# Silent Hill "Miner" costume - progress!



## Monster-Maker (Aug 31, 2009)

*Silent Hill "Miner" costume - finished!*

Anyone here a fan of Silent Hill?

About six months ago I planned on making a costume from the game/movie, but after seeing all the pyramid heads and such.. 
I never saw anyone give the Miners any attention.....my favorite characters!
The helmet is almost complete, all it needs is padding on the inside to keep it secure. 
It is made of plaster gauze, cardboard, latex, metal bits and pieces, and a whole lot of different paints. 
Very rusty/wet looking and true to the movie in my eyes. 











The suit is still under way, here it is hanging in my backyard after being painted with brown latex paint, and sprayed lightly with a water hose. 
All I need to do next is touch it up with a little green and rust color spray paint, sew the hood and attach buttons or a zipper. 

The "Poo Suit" , as I call it.
·····
■ **WRITTEN PROBLEM**:
Answer these questions about the Miner costume post above:
(a) What is the helmet made of?
(b) What does the helmet still need before it is complete?
(c) What was the suit painted with before it was sprayed with a water hose?

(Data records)
·····
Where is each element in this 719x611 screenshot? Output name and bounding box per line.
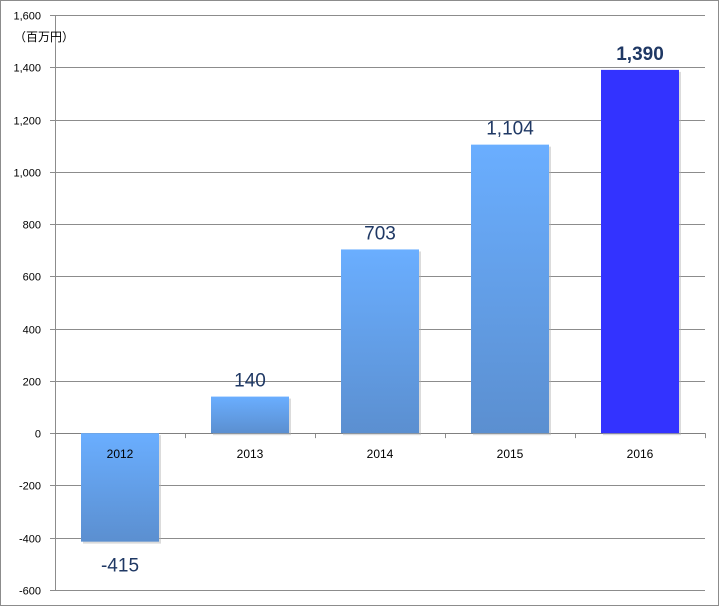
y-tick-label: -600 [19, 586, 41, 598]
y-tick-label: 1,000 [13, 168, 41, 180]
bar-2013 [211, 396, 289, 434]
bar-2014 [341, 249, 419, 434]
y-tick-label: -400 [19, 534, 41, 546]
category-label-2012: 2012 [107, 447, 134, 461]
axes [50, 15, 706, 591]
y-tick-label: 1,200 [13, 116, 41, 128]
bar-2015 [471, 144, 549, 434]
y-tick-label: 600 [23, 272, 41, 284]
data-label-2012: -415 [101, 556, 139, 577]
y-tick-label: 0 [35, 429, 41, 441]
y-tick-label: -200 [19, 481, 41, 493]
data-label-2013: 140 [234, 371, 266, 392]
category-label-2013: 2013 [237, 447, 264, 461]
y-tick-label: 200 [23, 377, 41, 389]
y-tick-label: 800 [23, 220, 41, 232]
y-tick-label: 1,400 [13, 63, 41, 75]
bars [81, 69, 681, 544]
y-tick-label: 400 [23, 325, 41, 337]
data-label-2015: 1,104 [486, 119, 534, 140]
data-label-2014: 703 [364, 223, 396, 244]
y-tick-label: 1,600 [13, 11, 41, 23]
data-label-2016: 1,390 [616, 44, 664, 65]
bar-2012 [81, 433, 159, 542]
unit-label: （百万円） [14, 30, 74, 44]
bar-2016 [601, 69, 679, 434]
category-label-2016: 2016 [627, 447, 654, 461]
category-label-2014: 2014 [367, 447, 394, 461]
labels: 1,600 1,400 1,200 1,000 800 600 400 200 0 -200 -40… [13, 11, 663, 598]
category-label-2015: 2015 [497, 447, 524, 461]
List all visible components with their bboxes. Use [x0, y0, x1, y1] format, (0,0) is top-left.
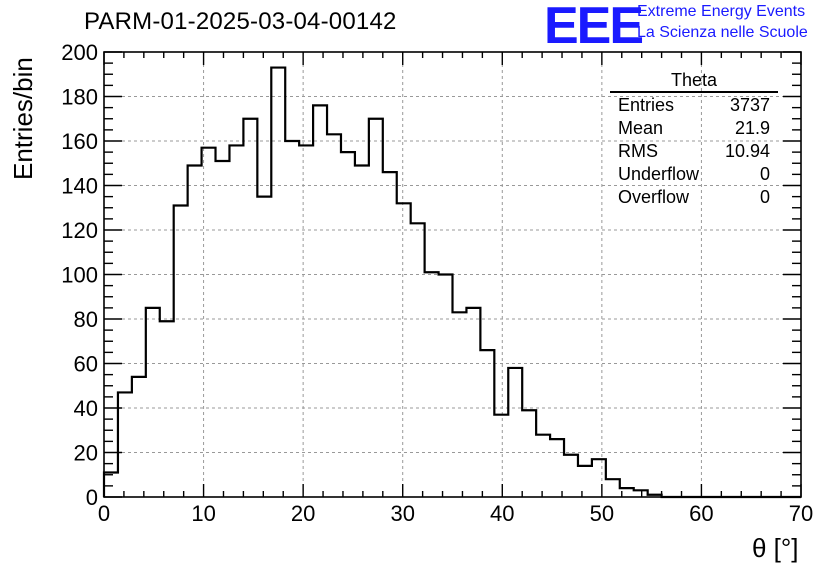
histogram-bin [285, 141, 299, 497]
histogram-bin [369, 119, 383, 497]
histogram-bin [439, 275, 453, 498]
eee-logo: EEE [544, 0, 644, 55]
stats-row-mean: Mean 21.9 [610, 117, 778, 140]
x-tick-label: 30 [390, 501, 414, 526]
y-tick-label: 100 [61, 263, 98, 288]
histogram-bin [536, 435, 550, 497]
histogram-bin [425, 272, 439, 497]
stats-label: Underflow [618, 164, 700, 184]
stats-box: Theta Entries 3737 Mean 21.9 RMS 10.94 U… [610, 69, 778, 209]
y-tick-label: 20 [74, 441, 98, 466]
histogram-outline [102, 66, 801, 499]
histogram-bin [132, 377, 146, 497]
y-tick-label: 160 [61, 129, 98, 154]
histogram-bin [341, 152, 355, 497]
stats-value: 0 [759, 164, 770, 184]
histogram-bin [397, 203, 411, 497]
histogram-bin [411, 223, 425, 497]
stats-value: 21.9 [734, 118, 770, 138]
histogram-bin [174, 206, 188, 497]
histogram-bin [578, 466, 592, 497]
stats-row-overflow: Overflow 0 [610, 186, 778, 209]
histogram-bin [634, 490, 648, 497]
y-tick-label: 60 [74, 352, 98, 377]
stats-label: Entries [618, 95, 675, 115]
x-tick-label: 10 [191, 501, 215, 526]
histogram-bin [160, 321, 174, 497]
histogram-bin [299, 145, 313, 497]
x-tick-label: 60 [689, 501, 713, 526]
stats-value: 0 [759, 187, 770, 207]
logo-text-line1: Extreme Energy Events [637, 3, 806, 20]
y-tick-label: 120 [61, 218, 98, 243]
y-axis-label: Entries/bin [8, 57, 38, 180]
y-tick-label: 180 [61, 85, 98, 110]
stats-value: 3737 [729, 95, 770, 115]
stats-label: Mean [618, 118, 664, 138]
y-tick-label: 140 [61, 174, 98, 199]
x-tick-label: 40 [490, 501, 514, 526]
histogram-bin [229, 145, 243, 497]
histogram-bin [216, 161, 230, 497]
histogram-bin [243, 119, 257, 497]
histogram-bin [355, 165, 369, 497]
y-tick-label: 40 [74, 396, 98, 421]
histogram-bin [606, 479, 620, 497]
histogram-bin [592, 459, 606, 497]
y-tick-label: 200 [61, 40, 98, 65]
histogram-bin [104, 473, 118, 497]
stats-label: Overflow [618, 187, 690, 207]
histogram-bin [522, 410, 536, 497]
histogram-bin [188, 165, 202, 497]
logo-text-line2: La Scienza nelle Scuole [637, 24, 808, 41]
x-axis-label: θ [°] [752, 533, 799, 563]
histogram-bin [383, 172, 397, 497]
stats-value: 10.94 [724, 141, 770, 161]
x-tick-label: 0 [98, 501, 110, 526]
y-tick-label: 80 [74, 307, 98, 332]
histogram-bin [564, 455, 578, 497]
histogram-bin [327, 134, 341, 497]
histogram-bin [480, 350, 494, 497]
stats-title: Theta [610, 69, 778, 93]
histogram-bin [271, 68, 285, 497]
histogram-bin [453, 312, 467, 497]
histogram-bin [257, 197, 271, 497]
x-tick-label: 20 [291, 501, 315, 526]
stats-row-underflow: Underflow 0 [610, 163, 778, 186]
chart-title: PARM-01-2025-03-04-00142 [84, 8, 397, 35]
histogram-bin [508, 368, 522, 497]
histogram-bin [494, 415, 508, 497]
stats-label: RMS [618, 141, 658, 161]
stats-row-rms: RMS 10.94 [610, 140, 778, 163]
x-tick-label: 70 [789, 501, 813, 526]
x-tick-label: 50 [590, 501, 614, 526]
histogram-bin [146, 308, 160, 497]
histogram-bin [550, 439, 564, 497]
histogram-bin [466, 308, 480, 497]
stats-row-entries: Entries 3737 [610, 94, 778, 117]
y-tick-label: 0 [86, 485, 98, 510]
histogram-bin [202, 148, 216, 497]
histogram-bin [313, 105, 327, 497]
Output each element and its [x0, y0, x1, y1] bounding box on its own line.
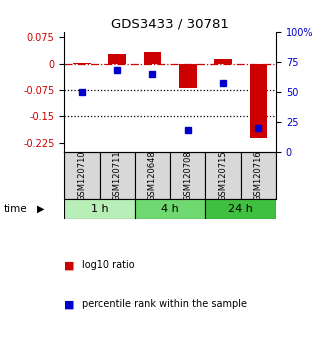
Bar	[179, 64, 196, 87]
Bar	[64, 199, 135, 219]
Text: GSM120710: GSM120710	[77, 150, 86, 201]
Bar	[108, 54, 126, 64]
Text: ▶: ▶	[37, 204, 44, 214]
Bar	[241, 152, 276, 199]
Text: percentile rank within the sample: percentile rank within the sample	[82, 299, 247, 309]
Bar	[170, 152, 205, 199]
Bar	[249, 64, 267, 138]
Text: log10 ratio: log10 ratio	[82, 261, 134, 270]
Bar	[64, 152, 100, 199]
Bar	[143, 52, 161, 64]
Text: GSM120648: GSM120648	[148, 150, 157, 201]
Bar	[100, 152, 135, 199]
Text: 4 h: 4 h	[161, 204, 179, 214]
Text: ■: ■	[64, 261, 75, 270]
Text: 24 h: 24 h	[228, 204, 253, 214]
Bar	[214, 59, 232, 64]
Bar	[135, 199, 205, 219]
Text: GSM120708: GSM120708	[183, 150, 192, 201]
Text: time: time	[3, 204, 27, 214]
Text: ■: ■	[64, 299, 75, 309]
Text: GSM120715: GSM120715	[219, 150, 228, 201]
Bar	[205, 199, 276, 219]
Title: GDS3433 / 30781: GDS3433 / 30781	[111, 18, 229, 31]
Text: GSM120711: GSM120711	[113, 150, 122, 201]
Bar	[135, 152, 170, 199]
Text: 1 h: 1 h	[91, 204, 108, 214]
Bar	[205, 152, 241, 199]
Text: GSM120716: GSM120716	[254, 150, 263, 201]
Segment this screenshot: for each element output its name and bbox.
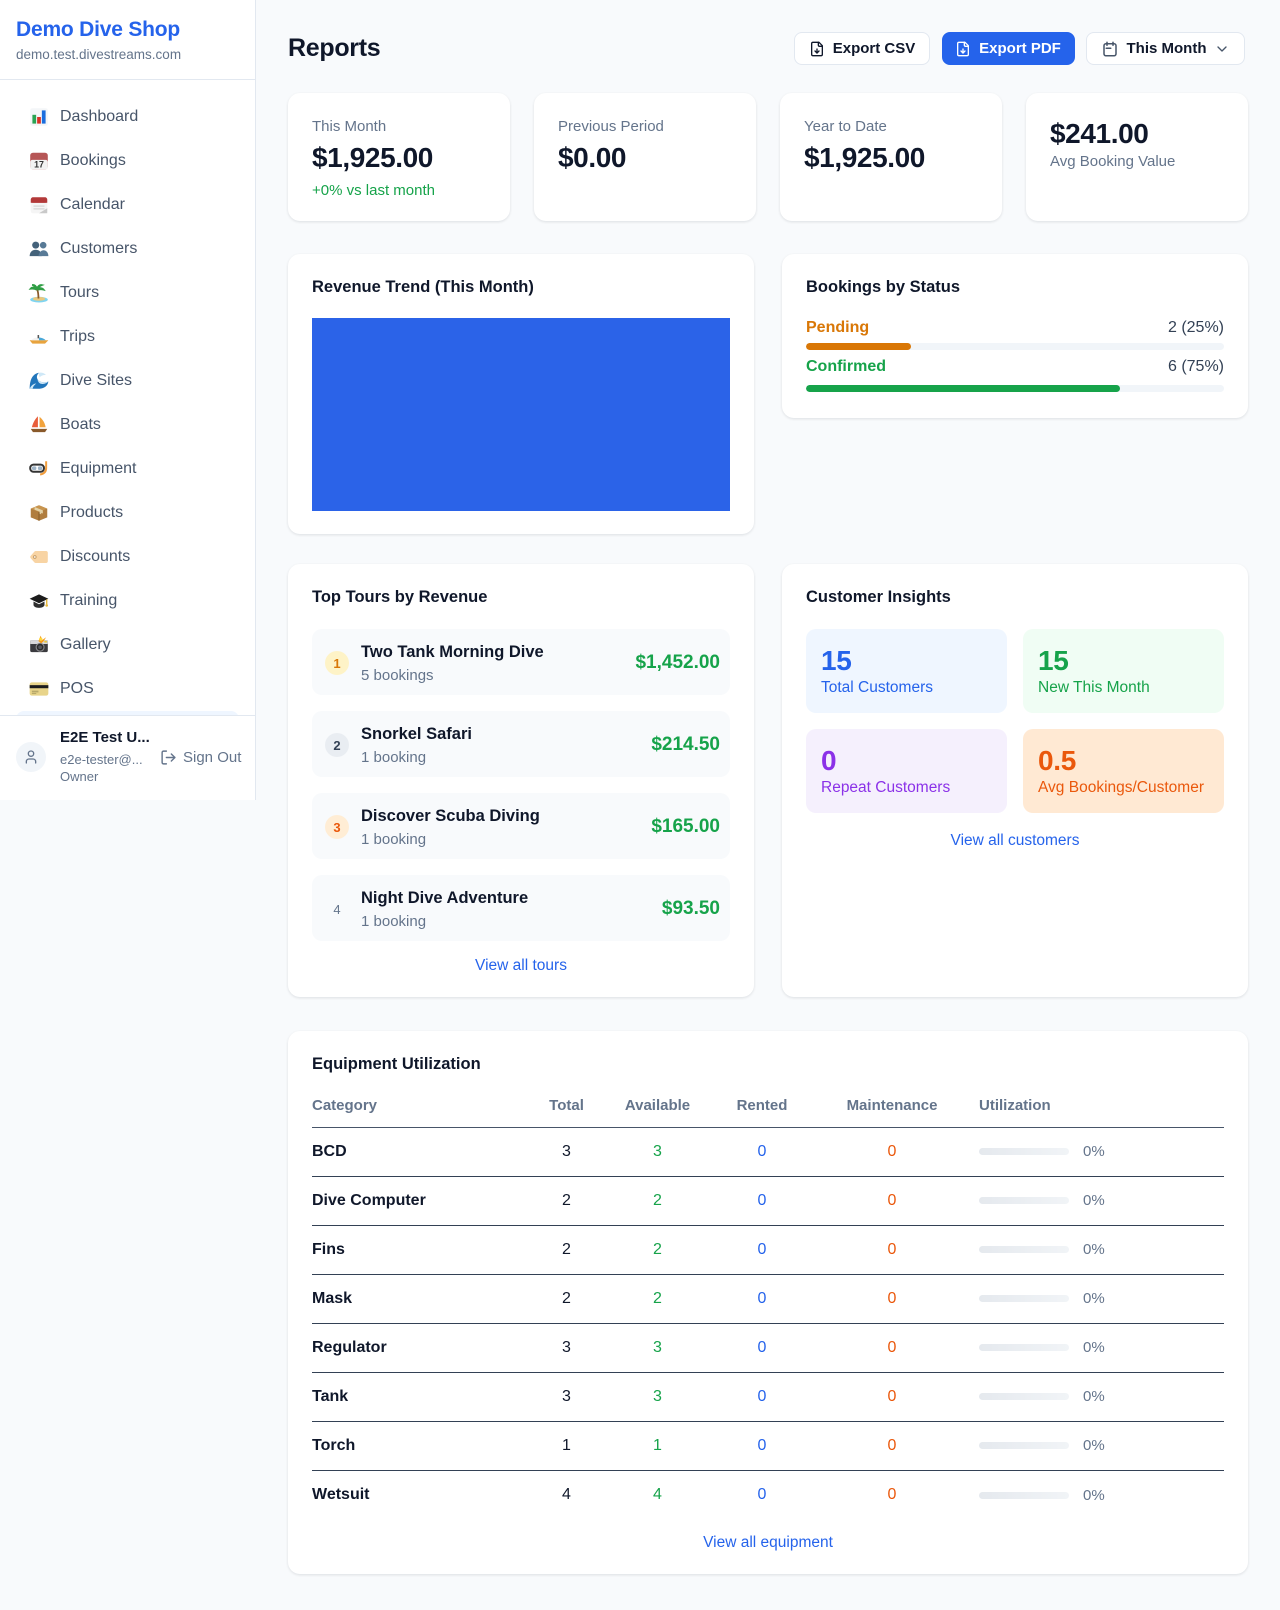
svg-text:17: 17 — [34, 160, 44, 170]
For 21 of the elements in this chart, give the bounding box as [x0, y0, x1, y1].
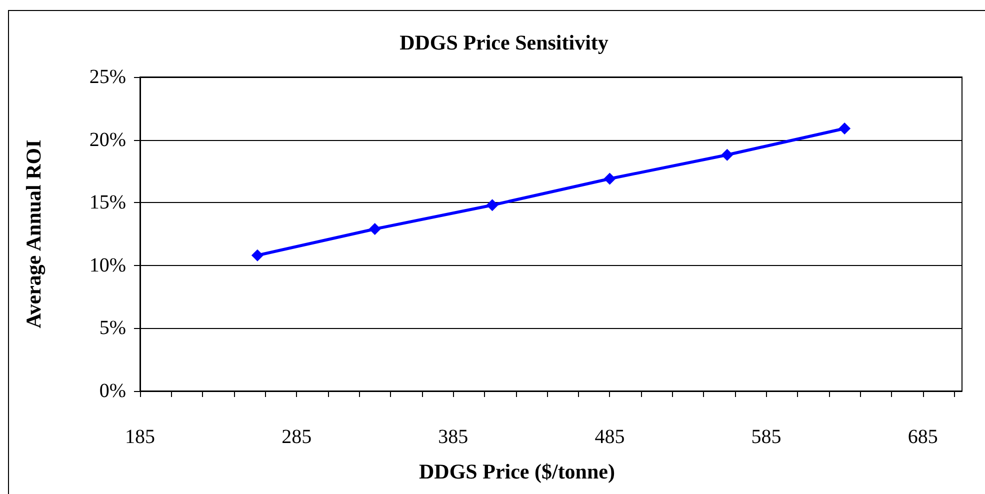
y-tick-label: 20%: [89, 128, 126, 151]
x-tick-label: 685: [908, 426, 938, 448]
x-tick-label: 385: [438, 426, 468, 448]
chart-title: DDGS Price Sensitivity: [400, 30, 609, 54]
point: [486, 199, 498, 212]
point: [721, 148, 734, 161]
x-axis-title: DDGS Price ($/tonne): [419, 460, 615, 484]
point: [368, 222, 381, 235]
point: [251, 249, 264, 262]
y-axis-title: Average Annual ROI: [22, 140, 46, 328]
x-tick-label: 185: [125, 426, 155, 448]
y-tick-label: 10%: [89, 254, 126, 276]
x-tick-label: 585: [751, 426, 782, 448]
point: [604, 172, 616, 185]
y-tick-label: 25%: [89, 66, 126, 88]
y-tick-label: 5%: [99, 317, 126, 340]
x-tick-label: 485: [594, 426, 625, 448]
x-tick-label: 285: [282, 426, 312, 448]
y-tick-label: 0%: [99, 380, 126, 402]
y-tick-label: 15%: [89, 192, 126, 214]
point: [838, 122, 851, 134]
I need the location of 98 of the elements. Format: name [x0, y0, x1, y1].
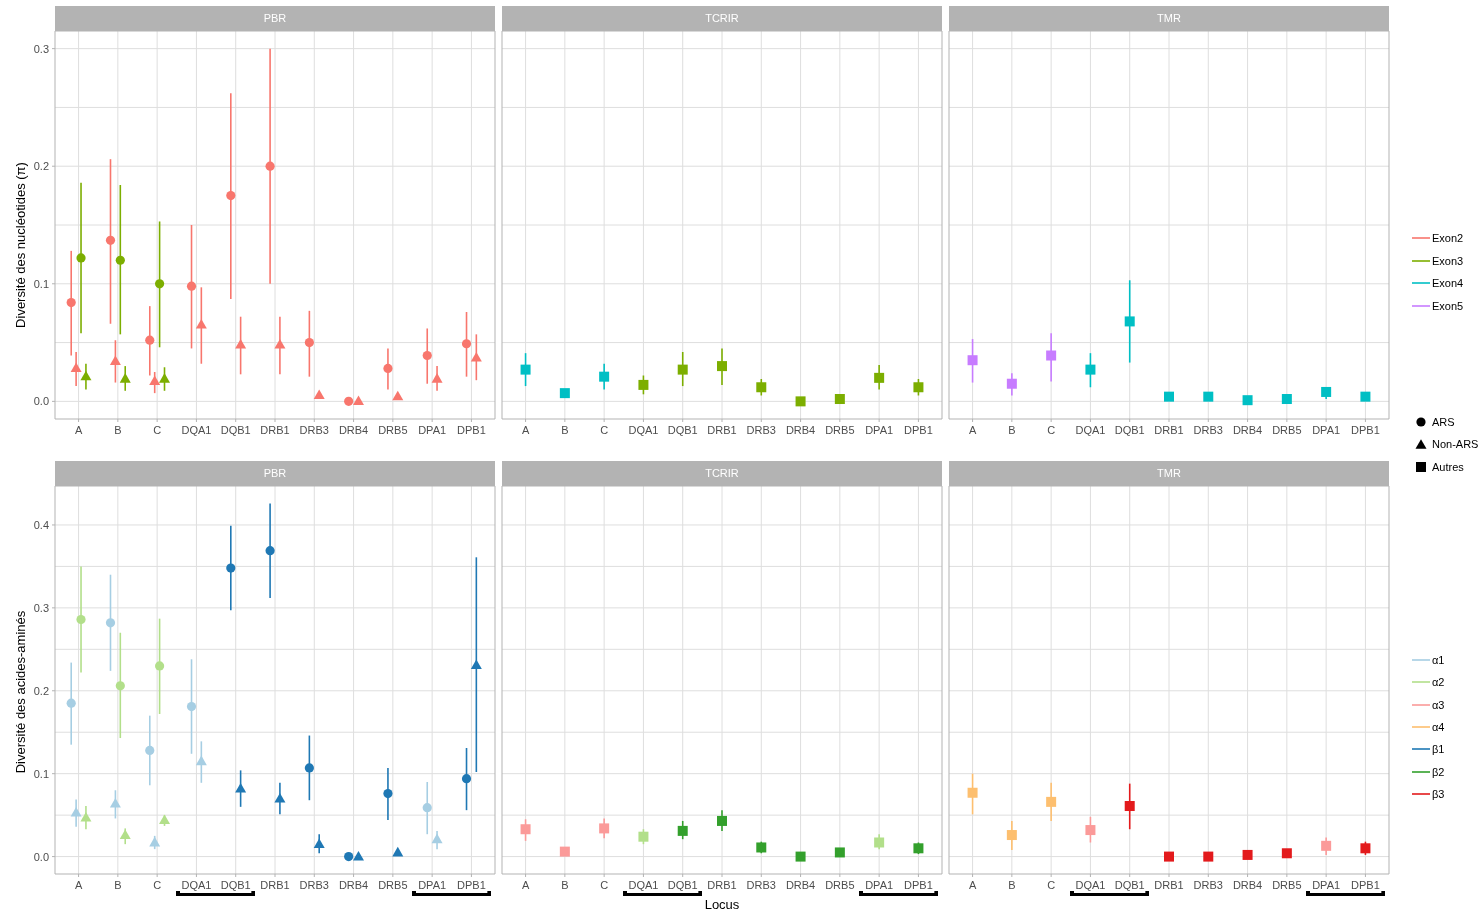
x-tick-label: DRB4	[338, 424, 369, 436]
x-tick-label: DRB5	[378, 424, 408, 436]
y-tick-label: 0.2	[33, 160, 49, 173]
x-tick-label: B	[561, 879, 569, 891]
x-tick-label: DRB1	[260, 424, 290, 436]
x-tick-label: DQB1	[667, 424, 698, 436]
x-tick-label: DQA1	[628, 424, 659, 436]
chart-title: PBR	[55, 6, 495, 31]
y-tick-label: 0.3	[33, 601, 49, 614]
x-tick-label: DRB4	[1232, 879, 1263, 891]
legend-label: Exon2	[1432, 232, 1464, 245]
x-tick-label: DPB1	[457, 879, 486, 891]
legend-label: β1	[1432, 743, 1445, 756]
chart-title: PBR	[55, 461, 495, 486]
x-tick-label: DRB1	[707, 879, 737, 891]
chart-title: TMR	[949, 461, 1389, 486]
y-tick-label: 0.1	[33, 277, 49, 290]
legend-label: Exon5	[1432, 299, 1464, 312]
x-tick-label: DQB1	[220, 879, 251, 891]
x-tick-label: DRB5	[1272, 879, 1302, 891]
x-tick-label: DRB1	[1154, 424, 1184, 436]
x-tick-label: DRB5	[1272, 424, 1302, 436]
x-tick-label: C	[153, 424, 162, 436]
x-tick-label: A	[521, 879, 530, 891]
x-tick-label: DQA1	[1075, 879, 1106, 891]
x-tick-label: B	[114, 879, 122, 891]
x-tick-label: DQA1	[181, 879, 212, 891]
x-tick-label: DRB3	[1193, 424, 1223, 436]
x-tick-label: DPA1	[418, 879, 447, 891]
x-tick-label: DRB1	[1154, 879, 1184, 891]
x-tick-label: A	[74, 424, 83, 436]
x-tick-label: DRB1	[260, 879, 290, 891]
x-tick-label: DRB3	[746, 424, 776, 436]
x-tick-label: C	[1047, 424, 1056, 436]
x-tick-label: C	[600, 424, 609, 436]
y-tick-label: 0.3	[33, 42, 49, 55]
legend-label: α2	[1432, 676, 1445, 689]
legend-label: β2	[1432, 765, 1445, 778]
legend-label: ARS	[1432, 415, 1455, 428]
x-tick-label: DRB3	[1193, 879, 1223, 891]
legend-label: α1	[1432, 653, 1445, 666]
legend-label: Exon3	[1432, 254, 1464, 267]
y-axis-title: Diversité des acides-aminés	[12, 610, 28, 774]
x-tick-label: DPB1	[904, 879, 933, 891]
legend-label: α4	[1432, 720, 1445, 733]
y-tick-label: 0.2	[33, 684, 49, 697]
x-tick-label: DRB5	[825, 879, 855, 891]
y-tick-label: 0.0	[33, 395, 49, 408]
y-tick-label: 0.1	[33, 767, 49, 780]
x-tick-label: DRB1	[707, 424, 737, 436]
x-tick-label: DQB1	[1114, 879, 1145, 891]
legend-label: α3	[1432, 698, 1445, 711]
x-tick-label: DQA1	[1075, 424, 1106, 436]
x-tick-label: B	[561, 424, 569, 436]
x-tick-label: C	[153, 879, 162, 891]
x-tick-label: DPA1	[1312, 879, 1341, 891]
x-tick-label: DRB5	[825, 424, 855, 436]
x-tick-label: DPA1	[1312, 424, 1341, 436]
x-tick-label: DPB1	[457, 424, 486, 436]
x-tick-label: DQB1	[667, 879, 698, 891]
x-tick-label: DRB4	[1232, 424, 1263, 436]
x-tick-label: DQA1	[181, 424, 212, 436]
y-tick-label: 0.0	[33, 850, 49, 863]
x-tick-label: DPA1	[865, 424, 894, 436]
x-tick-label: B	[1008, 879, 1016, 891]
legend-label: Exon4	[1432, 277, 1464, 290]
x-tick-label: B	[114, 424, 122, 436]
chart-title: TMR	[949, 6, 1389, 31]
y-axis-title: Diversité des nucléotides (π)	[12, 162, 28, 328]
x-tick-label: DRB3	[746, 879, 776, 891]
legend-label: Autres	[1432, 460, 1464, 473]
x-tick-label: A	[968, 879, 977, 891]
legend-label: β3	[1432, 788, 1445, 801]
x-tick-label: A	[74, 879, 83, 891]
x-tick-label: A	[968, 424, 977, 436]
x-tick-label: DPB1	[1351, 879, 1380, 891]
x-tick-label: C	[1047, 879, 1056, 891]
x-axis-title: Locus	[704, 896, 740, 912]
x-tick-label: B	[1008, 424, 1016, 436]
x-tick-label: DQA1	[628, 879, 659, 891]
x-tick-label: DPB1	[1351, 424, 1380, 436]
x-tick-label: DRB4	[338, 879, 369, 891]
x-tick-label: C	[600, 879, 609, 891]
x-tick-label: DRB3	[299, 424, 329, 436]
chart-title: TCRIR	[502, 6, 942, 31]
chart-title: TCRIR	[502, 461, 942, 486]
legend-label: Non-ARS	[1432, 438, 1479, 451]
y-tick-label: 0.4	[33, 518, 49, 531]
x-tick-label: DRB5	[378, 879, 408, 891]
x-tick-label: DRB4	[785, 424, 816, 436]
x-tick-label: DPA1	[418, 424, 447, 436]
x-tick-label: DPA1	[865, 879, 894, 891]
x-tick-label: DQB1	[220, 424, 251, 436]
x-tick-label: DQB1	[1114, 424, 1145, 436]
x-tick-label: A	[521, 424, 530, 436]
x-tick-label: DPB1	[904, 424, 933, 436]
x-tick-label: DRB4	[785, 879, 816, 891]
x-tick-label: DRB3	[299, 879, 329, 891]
·····
■ **CORRECT RESPONSE**:
(a) Plaster gauze, cardboard, latex, metal bits and pieces, and a whole lot of different paints.
(b) Padding on the inside to keep it secure.
(c) Brown latex paint.